(Stored data)

╔══

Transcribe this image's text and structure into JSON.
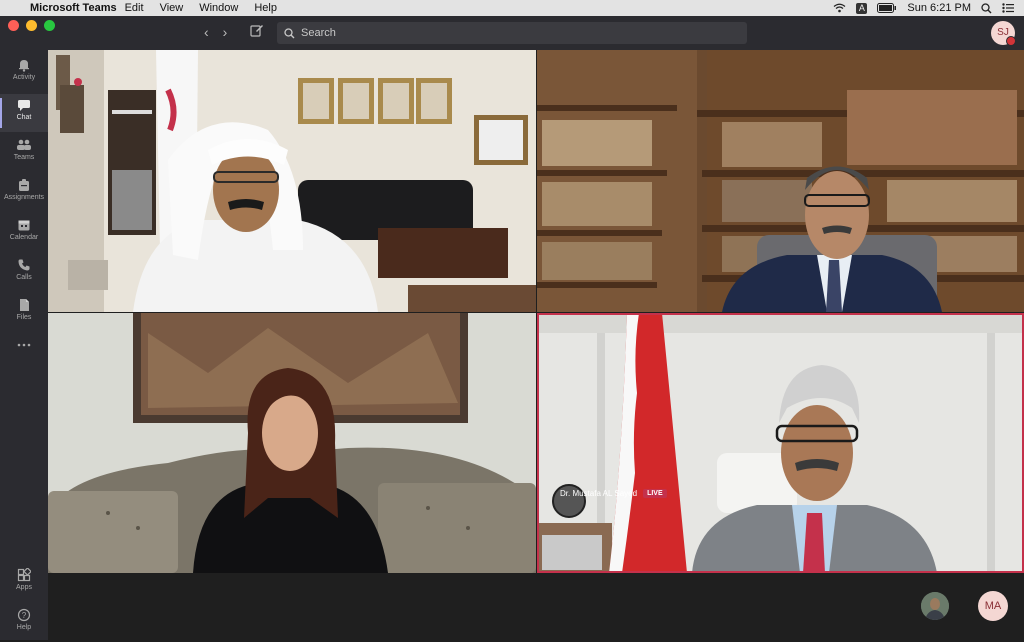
{
  "menubar": {
    "app_name": "Microsoft Teams",
    "items": [
      "Edit",
      "View",
      "Window",
      "Help"
    ],
    "clock": "Sun 6:21 PM",
    "input_badge": "A"
  },
  "titlebar": {
    "search_placeholder": "Search",
    "user_initials": "SJ"
  },
  "rail": {
    "items": [
      {
        "label": "Activity",
        "icon": "bell-icon"
      },
      {
        "label": "Chat",
        "icon": "chat-icon",
        "active": true
      },
      {
        "label": "Teams",
        "icon": "teams-icon"
      },
      {
        "label": "Assignments",
        "icon": "assignments-icon"
      },
      {
        "label": "Calendar",
        "icon": "calendar-icon"
      },
      {
        "label": "Calls",
        "icon": "phone-icon"
      },
      {
        "label": "Files",
        "icon": "files-icon"
      },
      {
        "label": "",
        "icon": "more-icon"
      }
    ],
    "bottom": [
      {
        "label": "Apps",
        "icon": "apps-icon"
      },
      {
        "label": "Help",
        "icon": "help-icon"
      }
    ]
  },
  "call": {
    "speaker_name": "Dr. Mustafa AL Sayed",
    "live_badge": "LIVE",
    "participant_initials": "MA"
  },
  "colors": {
    "accent": "#a4a6e8",
    "live": "#c4314b",
    "speaking_border": "#c4314b"
  }
}
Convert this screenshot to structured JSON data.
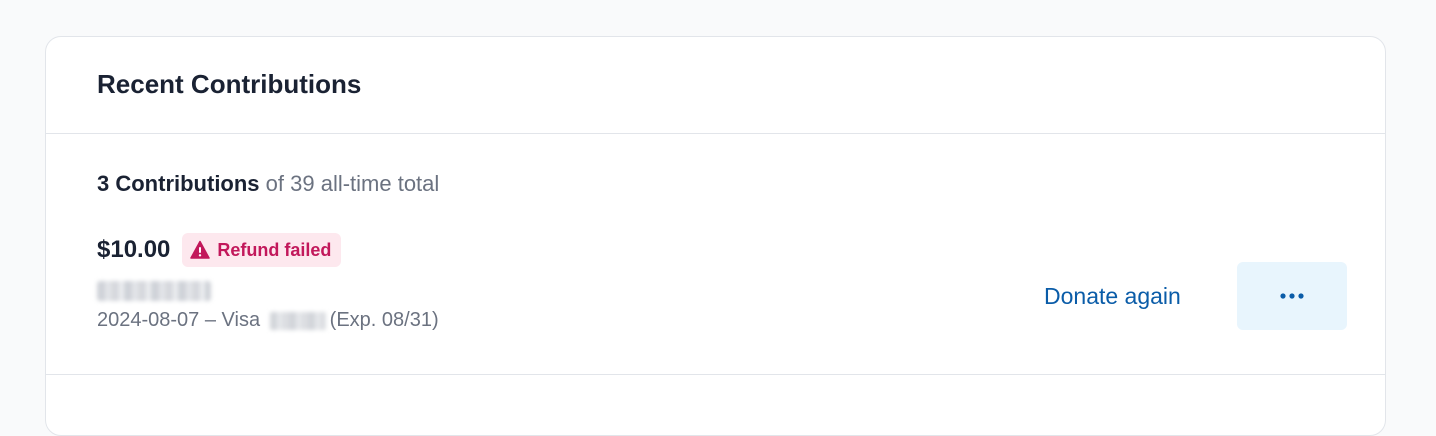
{
  "card": {
    "title": "Recent Contributions"
  },
  "summary": {
    "count_label": "3 Contributions",
    "total_label": " of 39 all-time total"
  },
  "contribution": {
    "amount": "$10.00",
    "status_badge": "Refund failed",
    "status_icon": "warning-triangle-icon",
    "date_payment": "2024-08-07 – Visa ",
    "expiry": "(Exp. 08/31)",
    "donate_again_label": "Donate again",
    "more_icon": "ellipsis-icon"
  },
  "colors": {
    "title_text": "#1a2233",
    "muted_text": "#6b7280",
    "badge_bg": "#fde8ee",
    "badge_text": "#c2185b",
    "link": "#0a5ca8",
    "more_button_bg": "#e8f5fd"
  }
}
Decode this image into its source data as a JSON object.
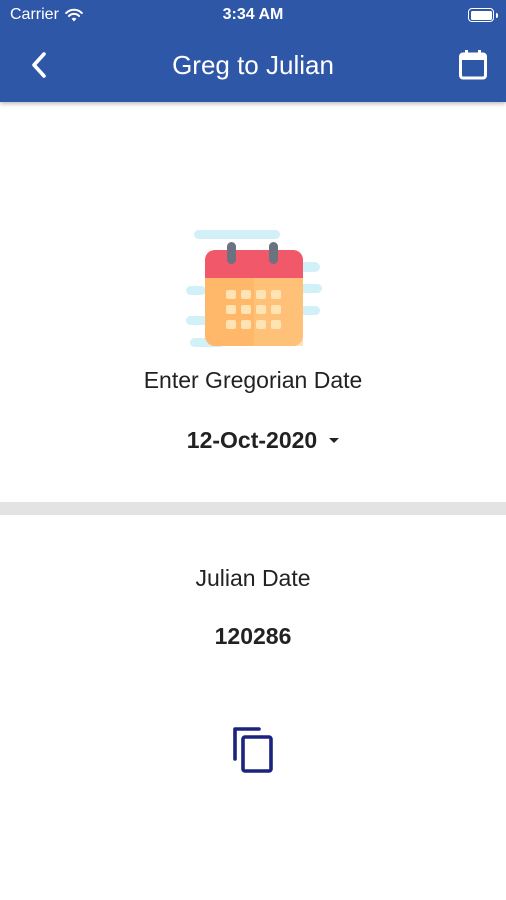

╚══

§ Your objective
Transcribe all of the records above character for character. Exclude the pictures.

§ Answer to this exercise
Transcribe this image's text and structure into JSON.
{
  "menubar": {
    "app_name": "Microsoft Teams",
    "items": [
      "Edit",
      "View",
      "Window",
      "Help"
    ],
    "clock": "Sun 6:21 PM",
    "input_badge": "A"
  },
  "titlebar": {
    "search_placeholder": "Search",
    "user_initials": "SJ"
  },
  "rail": {
    "items": [
      {
        "label": "Activity",
        "icon": "bell-icon"
      },
      {
        "label": "Chat",
        "icon": "chat-icon",
        "active": true
      },
      {
        "label": "Teams",
        "icon": "teams-icon"
      },
      {
        "label": "Assignments",
        "icon": "assignments-icon"
      },
      {
        "label": "Calendar",
        "icon": "calendar-icon"
      },
      {
        "label": "Calls",
        "icon": "phone-icon"
      },
      {
        "label": "Files",
        "icon": "files-icon"
      },
      {
        "label": "",
        "icon": "more-icon"
      }
    ],
    "bottom": [
      {
        "label": "Apps",
        "icon": "apps-icon"
      },
      {
        "label": "Help",
        "icon": "help-icon"
      }
    ]
  },
  "call": {
    "speaker_name": "Dr. Mustafa AL Sayed",
    "live_badge": "LIVE",
    "participant_initials": "MA"
  },
  "colors": {
    "accent": "#a4a6e8",
    "live": "#c4314b",
    "speaking_border": "#c4314b"
  }
}
Convert this screenshot to structured JSON data.
{
  "card": {
    "title": "Recent Contributions"
  },
  "summary": {
    "count_label": "3 Contributions",
    "total_label": " of 39 all-time total"
  },
  "contribution": {
    "amount": "$10.00",
    "status_badge": "Refund failed",
    "status_icon": "warning-triangle-icon",
    "date_payment": "2024-08-07 – Visa ",
    "expiry": "(Exp. 08/31)",
    "donate_again_label": "Donate again",
    "more_icon": "ellipsis-icon"
  },
  "colors": {
    "title_text": "#1a2233",
    "muted_text": "#6b7280",
    "badge_bg": "#fde8ee",
    "badge_text": "#c2185b",
    "link": "#0a5ca8",
    "more_button_bg": "#e8f5fd"
  }
}
Decode this image into its source data as a JSON object.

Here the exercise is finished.